**WHAT TO WORK ON**
From the entries below, copy every line that holds the word "Masalan".

--- Start RECORDED INFORMATION ---

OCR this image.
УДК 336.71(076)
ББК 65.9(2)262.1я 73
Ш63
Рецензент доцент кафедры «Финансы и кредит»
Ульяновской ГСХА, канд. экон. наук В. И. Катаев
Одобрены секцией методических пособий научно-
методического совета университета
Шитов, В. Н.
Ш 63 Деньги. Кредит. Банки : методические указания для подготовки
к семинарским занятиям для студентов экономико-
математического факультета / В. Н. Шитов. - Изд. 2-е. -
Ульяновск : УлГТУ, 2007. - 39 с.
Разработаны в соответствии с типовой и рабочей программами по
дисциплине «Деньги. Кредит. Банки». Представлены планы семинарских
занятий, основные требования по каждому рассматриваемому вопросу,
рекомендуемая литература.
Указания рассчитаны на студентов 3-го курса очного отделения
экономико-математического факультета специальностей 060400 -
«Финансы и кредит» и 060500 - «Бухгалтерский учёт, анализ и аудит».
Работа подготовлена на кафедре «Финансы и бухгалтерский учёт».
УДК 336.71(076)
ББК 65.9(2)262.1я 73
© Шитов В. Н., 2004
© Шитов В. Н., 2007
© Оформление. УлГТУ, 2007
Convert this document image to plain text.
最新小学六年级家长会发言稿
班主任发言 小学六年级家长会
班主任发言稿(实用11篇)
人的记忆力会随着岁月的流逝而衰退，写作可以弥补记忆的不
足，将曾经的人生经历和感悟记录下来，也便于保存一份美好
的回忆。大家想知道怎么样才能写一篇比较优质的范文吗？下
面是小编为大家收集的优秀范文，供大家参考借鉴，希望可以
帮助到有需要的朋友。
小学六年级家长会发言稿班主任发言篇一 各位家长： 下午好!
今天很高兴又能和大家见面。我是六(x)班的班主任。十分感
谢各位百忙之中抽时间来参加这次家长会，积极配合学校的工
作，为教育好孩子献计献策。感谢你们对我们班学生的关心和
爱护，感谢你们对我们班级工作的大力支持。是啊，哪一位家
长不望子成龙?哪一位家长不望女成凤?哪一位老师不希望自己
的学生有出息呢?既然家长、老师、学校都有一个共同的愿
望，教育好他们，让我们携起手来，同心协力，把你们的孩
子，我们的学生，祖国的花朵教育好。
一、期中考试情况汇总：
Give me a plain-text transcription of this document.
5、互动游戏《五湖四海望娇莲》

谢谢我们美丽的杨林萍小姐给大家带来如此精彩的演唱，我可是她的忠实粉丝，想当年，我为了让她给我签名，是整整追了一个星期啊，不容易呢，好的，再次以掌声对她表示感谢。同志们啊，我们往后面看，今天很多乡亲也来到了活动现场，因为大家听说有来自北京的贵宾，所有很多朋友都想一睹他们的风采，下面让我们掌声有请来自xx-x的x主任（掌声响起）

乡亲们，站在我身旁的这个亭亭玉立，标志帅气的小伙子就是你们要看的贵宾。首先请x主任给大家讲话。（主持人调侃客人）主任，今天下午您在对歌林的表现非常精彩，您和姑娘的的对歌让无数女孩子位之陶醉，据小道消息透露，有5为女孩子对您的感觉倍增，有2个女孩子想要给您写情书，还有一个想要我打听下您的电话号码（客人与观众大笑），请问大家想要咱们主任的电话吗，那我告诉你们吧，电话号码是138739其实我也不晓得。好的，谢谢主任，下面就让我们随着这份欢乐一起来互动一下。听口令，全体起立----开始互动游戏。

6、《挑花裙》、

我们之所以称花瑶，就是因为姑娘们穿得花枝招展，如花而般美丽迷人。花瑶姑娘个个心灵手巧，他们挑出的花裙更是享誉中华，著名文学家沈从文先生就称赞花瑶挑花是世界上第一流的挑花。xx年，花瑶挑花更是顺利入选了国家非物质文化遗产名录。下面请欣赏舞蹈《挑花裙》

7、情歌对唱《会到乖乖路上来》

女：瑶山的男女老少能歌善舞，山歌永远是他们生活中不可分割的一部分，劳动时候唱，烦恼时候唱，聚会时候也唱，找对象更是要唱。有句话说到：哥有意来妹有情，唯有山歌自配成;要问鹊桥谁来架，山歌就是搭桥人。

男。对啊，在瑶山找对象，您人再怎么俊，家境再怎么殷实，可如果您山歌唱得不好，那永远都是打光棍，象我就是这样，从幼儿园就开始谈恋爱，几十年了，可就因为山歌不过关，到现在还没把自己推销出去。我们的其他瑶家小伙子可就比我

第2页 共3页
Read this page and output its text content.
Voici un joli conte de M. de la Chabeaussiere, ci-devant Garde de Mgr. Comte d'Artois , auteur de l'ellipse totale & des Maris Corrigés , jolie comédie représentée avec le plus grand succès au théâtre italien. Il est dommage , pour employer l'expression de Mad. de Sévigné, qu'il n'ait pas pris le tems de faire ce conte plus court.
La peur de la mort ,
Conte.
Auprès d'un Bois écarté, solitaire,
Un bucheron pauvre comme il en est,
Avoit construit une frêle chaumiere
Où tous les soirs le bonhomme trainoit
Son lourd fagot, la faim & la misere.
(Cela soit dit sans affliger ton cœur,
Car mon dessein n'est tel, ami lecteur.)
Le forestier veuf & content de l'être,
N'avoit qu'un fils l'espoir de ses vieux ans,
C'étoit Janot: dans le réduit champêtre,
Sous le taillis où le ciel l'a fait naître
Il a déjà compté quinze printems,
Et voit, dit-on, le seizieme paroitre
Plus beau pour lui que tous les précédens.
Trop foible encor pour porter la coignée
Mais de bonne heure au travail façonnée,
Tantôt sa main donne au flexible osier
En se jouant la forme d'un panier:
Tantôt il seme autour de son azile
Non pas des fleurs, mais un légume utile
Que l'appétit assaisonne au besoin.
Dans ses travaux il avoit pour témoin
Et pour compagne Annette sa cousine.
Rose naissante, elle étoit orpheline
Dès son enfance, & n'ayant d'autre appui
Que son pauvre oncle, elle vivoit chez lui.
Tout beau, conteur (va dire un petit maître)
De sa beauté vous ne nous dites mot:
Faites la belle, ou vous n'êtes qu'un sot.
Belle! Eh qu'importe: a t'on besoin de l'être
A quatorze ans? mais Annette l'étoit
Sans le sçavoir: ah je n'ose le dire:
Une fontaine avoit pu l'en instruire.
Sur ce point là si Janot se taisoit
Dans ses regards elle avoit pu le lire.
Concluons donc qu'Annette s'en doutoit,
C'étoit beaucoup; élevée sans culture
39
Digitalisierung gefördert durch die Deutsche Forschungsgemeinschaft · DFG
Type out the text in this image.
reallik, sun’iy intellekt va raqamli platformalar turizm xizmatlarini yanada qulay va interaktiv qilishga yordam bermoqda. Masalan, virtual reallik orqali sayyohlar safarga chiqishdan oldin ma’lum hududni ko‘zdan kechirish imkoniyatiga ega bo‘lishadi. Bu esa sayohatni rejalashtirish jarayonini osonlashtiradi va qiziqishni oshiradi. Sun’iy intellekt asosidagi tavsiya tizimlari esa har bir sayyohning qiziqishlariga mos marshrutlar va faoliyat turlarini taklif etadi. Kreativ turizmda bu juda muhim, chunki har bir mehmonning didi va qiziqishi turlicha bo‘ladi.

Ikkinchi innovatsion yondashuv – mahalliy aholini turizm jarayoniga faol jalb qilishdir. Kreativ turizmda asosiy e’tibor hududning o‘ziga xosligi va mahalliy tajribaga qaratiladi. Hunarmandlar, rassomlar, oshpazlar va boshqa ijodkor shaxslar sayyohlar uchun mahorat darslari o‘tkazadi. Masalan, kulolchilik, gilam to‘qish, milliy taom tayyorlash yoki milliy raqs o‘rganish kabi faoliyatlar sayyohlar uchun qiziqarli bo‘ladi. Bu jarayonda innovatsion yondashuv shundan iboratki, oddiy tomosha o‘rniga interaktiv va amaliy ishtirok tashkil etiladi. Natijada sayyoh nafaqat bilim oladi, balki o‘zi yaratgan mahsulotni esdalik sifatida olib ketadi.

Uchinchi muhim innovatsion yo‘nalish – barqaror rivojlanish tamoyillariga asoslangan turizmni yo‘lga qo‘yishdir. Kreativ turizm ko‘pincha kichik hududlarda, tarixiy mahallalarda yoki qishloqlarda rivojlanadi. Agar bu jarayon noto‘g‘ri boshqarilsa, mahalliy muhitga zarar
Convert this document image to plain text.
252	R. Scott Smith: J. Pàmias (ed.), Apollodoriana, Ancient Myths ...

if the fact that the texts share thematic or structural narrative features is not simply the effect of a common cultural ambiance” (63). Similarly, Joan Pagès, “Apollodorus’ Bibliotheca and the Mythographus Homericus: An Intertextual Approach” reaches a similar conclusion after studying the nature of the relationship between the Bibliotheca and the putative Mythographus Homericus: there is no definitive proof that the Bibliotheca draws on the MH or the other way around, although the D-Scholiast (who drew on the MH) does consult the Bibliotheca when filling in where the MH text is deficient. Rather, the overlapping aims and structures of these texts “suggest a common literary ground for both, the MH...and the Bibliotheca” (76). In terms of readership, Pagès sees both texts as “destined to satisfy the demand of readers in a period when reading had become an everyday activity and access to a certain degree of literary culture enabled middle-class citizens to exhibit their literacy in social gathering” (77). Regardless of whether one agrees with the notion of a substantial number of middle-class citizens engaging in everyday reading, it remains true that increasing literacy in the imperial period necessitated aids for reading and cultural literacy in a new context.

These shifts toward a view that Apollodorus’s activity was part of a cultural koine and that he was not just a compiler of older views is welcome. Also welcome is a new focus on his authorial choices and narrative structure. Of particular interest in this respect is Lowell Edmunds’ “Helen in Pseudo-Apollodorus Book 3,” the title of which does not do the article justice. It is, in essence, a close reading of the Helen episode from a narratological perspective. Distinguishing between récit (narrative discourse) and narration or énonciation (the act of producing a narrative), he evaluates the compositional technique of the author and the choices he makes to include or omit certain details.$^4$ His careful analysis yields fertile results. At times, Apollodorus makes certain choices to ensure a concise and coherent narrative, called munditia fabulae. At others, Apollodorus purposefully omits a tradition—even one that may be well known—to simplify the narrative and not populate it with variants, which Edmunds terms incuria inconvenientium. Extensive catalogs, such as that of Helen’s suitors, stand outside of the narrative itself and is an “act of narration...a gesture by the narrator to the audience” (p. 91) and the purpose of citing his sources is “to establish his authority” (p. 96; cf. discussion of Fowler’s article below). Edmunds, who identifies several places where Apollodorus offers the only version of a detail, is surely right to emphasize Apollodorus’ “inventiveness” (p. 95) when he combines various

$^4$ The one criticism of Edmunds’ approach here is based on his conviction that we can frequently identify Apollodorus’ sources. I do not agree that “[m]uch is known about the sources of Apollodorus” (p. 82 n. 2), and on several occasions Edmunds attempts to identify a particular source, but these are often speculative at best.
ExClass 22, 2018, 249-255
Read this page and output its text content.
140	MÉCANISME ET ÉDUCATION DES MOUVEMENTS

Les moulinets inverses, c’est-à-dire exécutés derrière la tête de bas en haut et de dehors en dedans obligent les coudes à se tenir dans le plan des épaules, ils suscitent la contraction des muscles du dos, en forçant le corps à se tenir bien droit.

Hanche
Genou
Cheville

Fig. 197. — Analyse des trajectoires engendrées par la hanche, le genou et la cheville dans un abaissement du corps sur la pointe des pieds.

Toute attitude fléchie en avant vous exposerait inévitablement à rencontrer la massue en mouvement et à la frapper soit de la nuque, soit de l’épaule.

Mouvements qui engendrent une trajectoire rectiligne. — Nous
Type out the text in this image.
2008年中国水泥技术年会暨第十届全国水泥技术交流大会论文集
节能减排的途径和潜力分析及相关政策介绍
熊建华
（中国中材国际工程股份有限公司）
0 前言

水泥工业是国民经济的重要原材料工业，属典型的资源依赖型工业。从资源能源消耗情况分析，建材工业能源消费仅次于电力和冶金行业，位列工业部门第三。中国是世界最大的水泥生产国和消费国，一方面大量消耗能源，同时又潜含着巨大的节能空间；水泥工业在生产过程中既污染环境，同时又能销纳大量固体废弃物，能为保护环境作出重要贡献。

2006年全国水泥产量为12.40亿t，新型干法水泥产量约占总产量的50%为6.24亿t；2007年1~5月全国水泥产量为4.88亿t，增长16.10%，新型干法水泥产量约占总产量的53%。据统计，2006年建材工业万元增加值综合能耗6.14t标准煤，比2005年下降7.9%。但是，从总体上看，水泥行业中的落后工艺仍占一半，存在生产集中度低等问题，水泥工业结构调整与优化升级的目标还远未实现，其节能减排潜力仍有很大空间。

--- End RECORDED INFORMATION ---

**FULL OUTPUT**
reallik, sun’iy intellekt va raqamli platformalar turizm xizmatlarini yanada qulay va interaktiv qilishga yordam bermoqda. Masalan, virtual reallik orqali sayyohlar safarga chiqishdan oldin ma’lum hududni ko‘zdan kechirish imkoniyatiga ega bo‘lishadi. Bu esa sayohatni rejalashtirish jarayonini osonlashtiradi va qiziqishni oshiradi. Sun’iy intellekt asosidagi tavsiya tizimlari esa har bir sayyohning qiziqishlariga mos marshrutlar va faoliyat turlarini taklif etadi. Kreativ turizmda bu juda muhim, chunki har bir mehmonning didi va qiziqishi turlicha bo‘ladi.
Ikkinchi innovatsion yondashuv – mahalliy aholini turizm jarayoniga faol jalb qilishdir. Kreativ turizmda asosiy e’tibor hududning o‘ziga xosligi va mahalliy tajribaga qaratiladi. Hunarmandlar, rassomlar, oshpazlar va boshqa ijodkor shaxslar sayyohlar uchun mahorat darslari o‘tkazadi. Masalan, kulolchilik, gilam to‘qish, milliy taom tayyorlash yoki milliy raqs o‘rganish kabi faoliyatlar sayyohlar uchun qiziqarli bo‘ladi. Bu jarayonda innovatsion yondashuv shundan iboratki, oddiy tomosha o‘rniga interaktiv va amaliy ishtirok tashkil etiladi. Natijada sayyoh nafaqat bilim oladi, balki o‘zi yaratgan mahsulotni esdalik sifatida olib ketadi.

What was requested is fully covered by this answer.